* Objective
Exact repetition is required: output every record in full.

* Provided data
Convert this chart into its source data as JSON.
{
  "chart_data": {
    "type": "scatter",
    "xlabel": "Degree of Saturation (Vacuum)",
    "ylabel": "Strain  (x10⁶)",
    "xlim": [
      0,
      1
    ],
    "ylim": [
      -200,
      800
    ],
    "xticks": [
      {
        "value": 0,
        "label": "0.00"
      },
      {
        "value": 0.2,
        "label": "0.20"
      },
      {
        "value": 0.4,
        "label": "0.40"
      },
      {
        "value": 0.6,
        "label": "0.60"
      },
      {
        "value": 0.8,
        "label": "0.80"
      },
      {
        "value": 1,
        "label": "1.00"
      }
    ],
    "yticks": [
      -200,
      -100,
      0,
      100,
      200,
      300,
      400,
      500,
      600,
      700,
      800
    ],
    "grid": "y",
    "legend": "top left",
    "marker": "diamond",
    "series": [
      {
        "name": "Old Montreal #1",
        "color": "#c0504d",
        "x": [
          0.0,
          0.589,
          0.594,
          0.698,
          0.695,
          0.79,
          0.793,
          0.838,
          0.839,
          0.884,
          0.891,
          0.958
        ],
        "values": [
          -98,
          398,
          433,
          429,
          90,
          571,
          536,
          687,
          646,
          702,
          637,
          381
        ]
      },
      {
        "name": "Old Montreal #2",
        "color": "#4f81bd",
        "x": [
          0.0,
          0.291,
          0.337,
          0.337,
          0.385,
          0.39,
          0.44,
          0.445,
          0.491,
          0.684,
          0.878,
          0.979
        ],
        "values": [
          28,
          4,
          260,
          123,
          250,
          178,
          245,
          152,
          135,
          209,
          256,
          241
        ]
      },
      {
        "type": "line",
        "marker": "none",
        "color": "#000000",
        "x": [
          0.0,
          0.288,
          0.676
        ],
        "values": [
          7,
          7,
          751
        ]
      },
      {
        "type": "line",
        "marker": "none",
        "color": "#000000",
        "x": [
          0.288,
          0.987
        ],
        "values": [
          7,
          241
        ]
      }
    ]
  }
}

* Exercise solution
Convert this chart into its source data as JSON.
{
  "chart_data": {
    "type": "scatter",
    "xlabel": "Degree of Saturation (Vacuum)",
    "ylabel": "Strain  (x10⁶)",
    "xlim": [
      0,
      1
    ],
    "ylim": [
      -200,
      800
    ],
    "xticks": [
      {
        "value": 0,
        "label": "0.00"
      },
      {
        "value": 0.2,
        "label": "0.20"
      },
      {
        "value": 0.4,
        "label": "0.40"
      },
      {
        "value": 0.6,
        "label": "0.60"
      },
      {
        "value": 0.8,
        "label": "0.80"
      },
      {
        "value": 1,
        "label": "1.00"
      }
    ],
    "yticks": [
      -200,
      -100,
      0,
      100,
      200,
      300,
      400,
      500,
      600,
      700,
      800
    ],
    "grid": "y",
    "legend": "top left",
    "marker": "diamond",
    "series": [
      {
        "name": "Old Montreal #1",
        "color": "#c0504d",
        "x": [
          0.0,
          0.589,
          0.594,
          0.698,
          0.695,
          0.79,
          0.793,
          0.838,
          0.839,
          0.884,
          0.891,
          0.958
        ],
        "values": [
          -98,
          398,
          433,
          429,
          90,
          571,
          536,
          687,
          646,
          702,
          637,
          381
        ]
      },
      {
        "name": "Old Montreal #2",
        "color": "#4f81bd",
        "x": [
          0.0,
          0.291,
          0.337,
          0.337,
          0.385,
          0.39,
          0.44,
          0.445,
          0.491,
          0.684,
          0.878,
          0.979
        ],
        "values": [
          28,
          4,
          260,
          123,
          250,
          178,
          245,
          152,
          135,
          209,
          256,
          241
        ]
      },
      {
        "type": "line",
        "marker": "none",
        "color": "#000000",
        "x": [
          0.0,
          0.288,
          0.676
        ],
        "values": [
          7,
          7,
          751
        ]
      },
      {
        "type": "line",
        "marker": "none",
        "color": "#000000",
        "x": [
          0.288,
          0.987
        ],
        "values": [
          7,
          241
        ]
      }
    ]
  }
}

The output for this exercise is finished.